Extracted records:
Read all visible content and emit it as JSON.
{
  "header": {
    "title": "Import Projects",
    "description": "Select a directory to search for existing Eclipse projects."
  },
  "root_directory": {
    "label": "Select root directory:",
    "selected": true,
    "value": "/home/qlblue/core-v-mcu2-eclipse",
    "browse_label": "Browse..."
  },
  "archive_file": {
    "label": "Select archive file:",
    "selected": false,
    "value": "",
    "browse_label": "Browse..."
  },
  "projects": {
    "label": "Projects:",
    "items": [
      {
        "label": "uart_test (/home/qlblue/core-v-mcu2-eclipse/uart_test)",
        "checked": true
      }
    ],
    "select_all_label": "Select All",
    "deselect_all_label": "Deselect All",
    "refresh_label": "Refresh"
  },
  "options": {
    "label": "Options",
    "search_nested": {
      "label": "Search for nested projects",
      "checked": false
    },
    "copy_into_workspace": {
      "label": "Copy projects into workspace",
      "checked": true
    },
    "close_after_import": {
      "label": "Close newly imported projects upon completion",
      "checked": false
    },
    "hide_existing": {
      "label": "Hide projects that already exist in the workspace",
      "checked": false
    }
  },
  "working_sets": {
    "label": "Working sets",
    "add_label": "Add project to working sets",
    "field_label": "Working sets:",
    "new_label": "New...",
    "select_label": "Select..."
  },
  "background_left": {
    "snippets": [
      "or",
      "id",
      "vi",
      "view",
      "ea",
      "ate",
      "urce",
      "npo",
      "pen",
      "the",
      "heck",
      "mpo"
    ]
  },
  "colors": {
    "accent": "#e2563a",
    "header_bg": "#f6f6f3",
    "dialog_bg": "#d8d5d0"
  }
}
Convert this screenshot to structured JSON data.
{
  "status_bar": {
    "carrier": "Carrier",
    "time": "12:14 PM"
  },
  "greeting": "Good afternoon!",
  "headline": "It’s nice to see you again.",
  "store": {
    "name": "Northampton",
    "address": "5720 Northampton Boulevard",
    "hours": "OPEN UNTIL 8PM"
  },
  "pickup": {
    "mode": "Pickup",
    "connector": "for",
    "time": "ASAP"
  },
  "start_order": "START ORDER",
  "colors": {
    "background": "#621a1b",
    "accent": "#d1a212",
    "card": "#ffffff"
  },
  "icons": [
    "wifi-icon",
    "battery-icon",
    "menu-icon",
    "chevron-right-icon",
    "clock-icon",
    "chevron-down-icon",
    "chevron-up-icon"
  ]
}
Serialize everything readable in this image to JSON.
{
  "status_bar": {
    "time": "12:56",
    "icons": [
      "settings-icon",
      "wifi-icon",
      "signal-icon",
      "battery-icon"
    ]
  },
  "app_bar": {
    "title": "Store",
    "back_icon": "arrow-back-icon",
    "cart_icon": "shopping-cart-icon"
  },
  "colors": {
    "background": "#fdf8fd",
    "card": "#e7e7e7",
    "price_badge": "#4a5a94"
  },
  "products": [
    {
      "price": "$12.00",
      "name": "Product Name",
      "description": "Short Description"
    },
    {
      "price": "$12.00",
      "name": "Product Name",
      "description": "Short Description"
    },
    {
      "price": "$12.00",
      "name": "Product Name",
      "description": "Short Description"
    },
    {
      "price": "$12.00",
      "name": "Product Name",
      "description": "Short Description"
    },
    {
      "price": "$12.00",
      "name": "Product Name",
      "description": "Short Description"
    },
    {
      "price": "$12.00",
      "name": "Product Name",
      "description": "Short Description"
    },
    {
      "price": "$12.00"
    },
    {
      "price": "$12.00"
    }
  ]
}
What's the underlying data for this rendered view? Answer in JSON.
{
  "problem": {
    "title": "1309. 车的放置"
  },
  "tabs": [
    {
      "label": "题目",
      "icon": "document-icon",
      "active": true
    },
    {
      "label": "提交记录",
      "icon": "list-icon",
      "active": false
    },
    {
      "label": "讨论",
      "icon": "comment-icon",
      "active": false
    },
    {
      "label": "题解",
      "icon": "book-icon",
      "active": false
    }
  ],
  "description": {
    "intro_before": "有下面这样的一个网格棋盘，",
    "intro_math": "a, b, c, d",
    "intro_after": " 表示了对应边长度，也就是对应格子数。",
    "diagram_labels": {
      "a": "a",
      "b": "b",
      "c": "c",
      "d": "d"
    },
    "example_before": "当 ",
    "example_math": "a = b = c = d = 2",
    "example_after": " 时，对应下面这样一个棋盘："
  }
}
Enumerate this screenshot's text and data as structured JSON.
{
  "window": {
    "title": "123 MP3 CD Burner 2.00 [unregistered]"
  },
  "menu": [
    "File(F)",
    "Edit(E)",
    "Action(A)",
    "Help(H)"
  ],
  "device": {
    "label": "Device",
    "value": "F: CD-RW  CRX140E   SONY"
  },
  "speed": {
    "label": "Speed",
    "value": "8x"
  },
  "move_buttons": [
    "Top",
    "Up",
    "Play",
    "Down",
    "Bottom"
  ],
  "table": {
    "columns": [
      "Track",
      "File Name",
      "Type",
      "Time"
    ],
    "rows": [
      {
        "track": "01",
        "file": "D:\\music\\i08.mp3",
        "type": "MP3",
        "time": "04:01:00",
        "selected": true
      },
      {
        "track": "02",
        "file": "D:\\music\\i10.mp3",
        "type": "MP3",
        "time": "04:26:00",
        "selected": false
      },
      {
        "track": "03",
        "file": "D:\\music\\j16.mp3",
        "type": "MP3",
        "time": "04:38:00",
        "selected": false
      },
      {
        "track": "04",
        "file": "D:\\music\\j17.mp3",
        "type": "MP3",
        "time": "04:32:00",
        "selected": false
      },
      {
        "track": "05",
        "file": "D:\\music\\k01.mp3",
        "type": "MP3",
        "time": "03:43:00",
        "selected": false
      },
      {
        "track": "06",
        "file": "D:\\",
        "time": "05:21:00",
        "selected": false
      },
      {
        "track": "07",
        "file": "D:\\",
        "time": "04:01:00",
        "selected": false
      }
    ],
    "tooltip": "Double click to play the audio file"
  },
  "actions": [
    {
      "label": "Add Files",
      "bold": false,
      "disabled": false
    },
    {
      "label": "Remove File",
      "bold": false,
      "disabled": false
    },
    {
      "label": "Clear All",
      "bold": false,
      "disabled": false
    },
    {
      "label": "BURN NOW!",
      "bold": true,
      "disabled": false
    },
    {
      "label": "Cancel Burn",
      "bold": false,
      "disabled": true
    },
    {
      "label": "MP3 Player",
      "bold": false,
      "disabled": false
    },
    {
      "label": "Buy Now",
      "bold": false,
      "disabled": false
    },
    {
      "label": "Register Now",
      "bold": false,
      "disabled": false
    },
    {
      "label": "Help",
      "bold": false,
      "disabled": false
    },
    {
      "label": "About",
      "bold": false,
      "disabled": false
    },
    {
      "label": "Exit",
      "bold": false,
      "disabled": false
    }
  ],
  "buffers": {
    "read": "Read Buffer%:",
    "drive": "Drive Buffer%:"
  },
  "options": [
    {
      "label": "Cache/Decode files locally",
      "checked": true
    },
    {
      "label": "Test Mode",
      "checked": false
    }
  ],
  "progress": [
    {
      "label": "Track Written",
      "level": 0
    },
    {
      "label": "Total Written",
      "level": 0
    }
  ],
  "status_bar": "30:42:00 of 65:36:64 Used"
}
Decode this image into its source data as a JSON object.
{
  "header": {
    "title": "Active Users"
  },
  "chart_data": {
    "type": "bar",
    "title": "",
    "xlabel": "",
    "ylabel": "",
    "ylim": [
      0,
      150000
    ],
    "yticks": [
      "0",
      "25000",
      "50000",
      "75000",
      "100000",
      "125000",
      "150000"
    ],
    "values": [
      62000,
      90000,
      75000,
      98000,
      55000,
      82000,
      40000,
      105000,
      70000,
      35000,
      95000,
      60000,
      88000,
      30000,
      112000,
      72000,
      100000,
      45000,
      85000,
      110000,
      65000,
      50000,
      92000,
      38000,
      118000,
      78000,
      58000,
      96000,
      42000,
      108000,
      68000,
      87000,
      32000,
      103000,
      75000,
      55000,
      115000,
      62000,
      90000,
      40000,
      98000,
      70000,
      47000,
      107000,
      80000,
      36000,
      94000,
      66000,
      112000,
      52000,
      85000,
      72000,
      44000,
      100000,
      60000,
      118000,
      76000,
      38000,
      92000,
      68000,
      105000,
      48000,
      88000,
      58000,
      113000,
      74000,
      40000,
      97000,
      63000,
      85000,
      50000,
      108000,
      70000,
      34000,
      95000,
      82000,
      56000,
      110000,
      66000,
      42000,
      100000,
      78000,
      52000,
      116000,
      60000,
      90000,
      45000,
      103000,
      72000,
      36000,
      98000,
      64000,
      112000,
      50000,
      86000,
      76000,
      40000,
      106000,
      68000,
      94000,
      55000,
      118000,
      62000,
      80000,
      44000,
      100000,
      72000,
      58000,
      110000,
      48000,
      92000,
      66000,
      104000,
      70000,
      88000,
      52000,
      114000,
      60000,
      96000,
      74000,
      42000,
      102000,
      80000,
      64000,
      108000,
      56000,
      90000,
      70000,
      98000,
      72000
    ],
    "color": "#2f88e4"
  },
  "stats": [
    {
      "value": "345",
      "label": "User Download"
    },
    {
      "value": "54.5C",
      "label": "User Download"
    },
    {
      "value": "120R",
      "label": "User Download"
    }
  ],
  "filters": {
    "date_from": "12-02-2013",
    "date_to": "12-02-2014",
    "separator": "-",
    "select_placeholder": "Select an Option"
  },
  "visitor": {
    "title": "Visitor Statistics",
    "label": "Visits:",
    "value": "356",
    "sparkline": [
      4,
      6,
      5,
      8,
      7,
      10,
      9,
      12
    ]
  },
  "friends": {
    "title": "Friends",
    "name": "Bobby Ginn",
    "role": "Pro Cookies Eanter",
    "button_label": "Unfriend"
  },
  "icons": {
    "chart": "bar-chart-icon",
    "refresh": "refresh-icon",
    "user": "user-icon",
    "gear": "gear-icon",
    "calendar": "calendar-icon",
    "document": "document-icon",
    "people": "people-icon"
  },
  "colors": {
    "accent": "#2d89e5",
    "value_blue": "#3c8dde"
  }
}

- Exercise goal: Extract all lines containing the word "home".

- Solution to this exercise:
    "value": "/home/qlblue/core-v-mcu2-eclipse",
        "label": "uart_test (/home/qlblue/core-v-mcu2-eclipse/uart_test)",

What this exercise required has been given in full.